## MATERIAL FOR THE TASK
....................

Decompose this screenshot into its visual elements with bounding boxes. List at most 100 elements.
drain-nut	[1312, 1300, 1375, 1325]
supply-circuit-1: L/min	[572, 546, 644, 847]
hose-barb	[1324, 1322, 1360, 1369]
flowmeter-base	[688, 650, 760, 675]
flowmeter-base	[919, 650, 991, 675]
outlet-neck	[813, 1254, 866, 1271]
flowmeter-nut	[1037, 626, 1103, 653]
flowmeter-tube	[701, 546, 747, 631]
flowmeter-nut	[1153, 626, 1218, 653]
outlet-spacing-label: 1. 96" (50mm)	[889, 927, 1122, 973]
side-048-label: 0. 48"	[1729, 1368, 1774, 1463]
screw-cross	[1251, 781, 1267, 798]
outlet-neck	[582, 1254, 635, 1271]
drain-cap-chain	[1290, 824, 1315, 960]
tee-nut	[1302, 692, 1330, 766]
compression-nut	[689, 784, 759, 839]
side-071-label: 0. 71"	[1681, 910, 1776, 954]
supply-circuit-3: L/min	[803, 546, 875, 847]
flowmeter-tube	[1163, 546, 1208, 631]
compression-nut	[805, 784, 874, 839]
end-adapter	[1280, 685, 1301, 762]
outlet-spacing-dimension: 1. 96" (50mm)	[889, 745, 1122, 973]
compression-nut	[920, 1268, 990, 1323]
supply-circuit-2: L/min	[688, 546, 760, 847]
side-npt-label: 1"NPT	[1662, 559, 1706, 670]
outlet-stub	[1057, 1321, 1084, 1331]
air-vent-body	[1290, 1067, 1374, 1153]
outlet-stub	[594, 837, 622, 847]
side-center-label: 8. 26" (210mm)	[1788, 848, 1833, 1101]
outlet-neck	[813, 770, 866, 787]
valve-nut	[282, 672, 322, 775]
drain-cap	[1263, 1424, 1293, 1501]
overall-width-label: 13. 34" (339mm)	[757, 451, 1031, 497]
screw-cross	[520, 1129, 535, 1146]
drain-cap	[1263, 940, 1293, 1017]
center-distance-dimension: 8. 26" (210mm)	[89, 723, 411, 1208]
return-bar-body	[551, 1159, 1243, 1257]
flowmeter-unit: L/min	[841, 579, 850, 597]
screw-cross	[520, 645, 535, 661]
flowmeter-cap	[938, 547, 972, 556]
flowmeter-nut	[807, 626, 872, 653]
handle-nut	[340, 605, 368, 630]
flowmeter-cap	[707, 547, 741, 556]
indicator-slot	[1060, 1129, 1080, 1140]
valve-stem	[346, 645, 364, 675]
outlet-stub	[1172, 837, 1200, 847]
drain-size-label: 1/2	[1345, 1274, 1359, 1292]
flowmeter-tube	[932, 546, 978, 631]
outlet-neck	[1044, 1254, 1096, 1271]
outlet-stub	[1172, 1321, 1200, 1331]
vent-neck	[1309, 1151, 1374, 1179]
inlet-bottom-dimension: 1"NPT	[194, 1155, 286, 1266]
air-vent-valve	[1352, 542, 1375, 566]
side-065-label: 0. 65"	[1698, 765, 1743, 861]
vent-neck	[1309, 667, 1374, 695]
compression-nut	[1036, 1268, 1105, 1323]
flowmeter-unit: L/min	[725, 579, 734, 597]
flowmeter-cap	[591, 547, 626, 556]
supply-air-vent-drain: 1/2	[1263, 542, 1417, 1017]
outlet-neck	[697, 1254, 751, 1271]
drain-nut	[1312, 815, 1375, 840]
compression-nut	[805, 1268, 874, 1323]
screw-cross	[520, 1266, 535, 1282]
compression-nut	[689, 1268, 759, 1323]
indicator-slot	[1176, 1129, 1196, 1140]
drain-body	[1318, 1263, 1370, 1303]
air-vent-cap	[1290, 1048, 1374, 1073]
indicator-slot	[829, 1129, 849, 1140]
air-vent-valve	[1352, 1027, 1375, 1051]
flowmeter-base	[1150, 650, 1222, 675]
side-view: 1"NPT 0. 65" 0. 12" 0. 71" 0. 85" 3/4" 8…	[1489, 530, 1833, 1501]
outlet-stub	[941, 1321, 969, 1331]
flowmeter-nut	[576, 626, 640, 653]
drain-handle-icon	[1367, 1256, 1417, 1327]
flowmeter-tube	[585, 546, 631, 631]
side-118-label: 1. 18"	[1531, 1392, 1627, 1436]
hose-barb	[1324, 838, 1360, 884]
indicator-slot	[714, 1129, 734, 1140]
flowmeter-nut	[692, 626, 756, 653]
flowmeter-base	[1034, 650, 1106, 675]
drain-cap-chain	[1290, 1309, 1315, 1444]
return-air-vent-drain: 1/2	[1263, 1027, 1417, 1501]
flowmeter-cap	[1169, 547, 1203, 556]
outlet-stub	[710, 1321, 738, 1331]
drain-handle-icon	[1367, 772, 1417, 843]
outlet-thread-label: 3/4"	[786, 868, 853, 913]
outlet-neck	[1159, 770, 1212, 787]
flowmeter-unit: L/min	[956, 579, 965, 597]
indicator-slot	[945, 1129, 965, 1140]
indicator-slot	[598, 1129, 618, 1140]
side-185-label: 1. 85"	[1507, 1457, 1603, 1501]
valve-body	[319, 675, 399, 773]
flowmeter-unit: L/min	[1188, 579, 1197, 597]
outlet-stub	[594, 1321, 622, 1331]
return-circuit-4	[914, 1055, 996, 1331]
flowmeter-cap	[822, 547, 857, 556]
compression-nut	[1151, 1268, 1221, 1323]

....................

## EXERCISE BRIEF
Reproduce the listing above, changing each "compression-nut" to "compression-fitting" and keeping everything else the same.

## RESULT FOR THIS EXERCISE
Decompose this screenshot into its visual elements with bounding boxes. List at most 100 elements.
drain-nut	[1312, 1300, 1375, 1325]
supply-circuit-1: L/min	[572, 546, 644, 847]
hose-barb	[1324, 1322, 1360, 1369]
flowmeter-base	[688, 650, 760, 675]
flowmeter-base	[919, 650, 991, 675]
outlet-neck	[813, 1254, 866, 1271]
flowmeter-nut	[1037, 626, 1103, 653]
flowmeter-tube	[701, 546, 747, 631]
flowmeter-nut	[1153, 626, 1218, 653]
outlet-spacing-label: 1. 96" (50mm)	[889, 927, 1122, 973]
side-048-label: 0. 48"	[1729, 1368, 1774, 1463]
screw-cross	[1251, 781, 1267, 798]
outlet-neck	[582, 1254, 635, 1271]
drain-cap-chain	[1290, 824, 1315, 960]
tee-nut	[1302, 692, 1330, 766]
compression-fitting	[689, 784, 759, 839]
side-071-label: 0. 71"	[1681, 910, 1776, 954]
supply-circuit-3: L/min	[803, 546, 875, 847]
flowmeter-tube	[1163, 546, 1208, 631]
compression-fitting	[805, 784, 874, 839]
end-adapter	[1280, 685, 1301, 762]
outlet-spacing-dimension: 1. 96" (50mm)	[889, 745, 1122, 973]
compression-fitting	[920, 1268, 990, 1323]
supply-circuit-2: L/min	[688, 546, 760, 847]
side-npt-label: 1"NPT	[1662, 559, 1706, 670]
outlet-stub	[1057, 1321, 1084, 1331]
air-vent-body	[1290, 1067, 1374, 1153]
outlet-stub	[594, 837, 622, 847]
side-center-label: 8. 26" (210mm)	[1788, 848, 1833, 1101]
outlet-neck	[813, 770, 866, 787]
valve-nut	[282, 672, 322, 775]
drain-cap	[1263, 1424, 1293, 1501]
overall-width-label: 13. 34" (339mm)	[757, 451, 1031, 497]
screw-cross	[520, 1129, 535, 1146]
drain-cap	[1263, 940, 1293, 1017]
center-distance-dimension: 8. 26" (210mm)	[89, 723, 411, 1208]
return-bar-body	[551, 1159, 1243, 1257]
flowmeter-unit: L/min	[841, 579, 850, 597]
screw-cross	[520, 645, 535, 661]
flowmeter-cap	[938, 547, 972, 556]
flowmeter-nut	[807, 626, 872, 653]
handle-nut	[340, 605, 368, 630]
flowmeter-cap	[707, 547, 741, 556]
indicator-slot	[1060, 1129, 1080, 1140]
valve-stem	[346, 645, 364, 675]
outlet-stub	[1172, 837, 1200, 847]
drain-size-label: 1/2	[1345, 1274, 1359, 1292]
flowmeter-tube	[932, 546, 978, 631]
outlet-neck	[1044, 1254, 1096, 1271]
outlet-stub	[1172, 1321, 1200, 1331]
vent-neck	[1309, 1151, 1374, 1179]
inlet-bottom-dimension: 1"NPT	[194, 1155, 286, 1266]
air-vent-valve	[1352, 542, 1375, 566]
side-065-label: 0. 65"	[1698, 765, 1743, 861]
vent-neck	[1309, 667, 1374, 695]
compression-fitting	[1036, 1268, 1105, 1323]
flowmeter-unit: L/min	[725, 579, 734, 597]
flowmeter-cap	[591, 547, 626, 556]
supply-air-vent-drain: 1/2	[1263, 542, 1417, 1017]
outlet-neck	[697, 1254, 751, 1271]
drain-nut	[1312, 815, 1375, 840]
compression-fitting	[805, 1268, 874, 1323]
screw-cross	[520, 1266, 535, 1282]
compression-fitting	[689, 1268, 759, 1323]
indicator-slot	[1176, 1129, 1196, 1140]
drain-body	[1318, 1263, 1370, 1303]
air-vent-cap	[1290, 1048, 1374, 1073]
indicator-slot	[829, 1129, 849, 1140]
air-vent-valve	[1352, 1027, 1375, 1051]
flowmeter-base	[1150, 650, 1222, 675]
side-view: 1"NPT 0. 65" 0. 12" 0. 71" 0. 85" 3/4" 8…	[1489, 530, 1833, 1501]
outlet-stub	[941, 1321, 969, 1331]
flowmeter-nut	[576, 626, 640, 653]
drain-handle-icon	[1367, 1256, 1417, 1327]
flowmeter-tube	[585, 546, 631, 631]
side-118-label: 1. 18"	[1531, 1392, 1627, 1436]
hose-barb	[1324, 838, 1360, 884]
indicator-slot	[714, 1129, 734, 1140]
flowmeter-nut	[692, 626, 756, 653]
flowmeter-base	[1034, 650, 1106, 675]
drain-cap-chain	[1290, 1309, 1315, 1444]
return-air-vent-drain: 1/2	[1263, 1027, 1417, 1501]
flowmeter-cap	[1169, 547, 1203, 556]
outlet-stub	[710, 1321, 738, 1331]
drain-handle-icon	[1367, 772, 1417, 843]
outlet-thread-label: 3/4"	[786, 868, 853, 913]
outlet-neck	[1159, 770, 1212, 787]
flowmeter-unit: L/min	[956, 579, 965, 597]
indicator-slot	[945, 1129, 965, 1140]
indicator-slot	[598, 1129, 618, 1140]
side-185-label: 1. 85"	[1507, 1457, 1603, 1501]
valve-body	[319, 675, 399, 773]
flowmeter-unit: L/min	[1188, 579, 1197, 597]
outlet-stub	[594, 1321, 622, 1331]
return-circuit-4	[914, 1055, 996, 1331]
flowmeter-cap	[822, 547, 857, 556]
compression-fitting	[1151, 1268, 1221, 1323]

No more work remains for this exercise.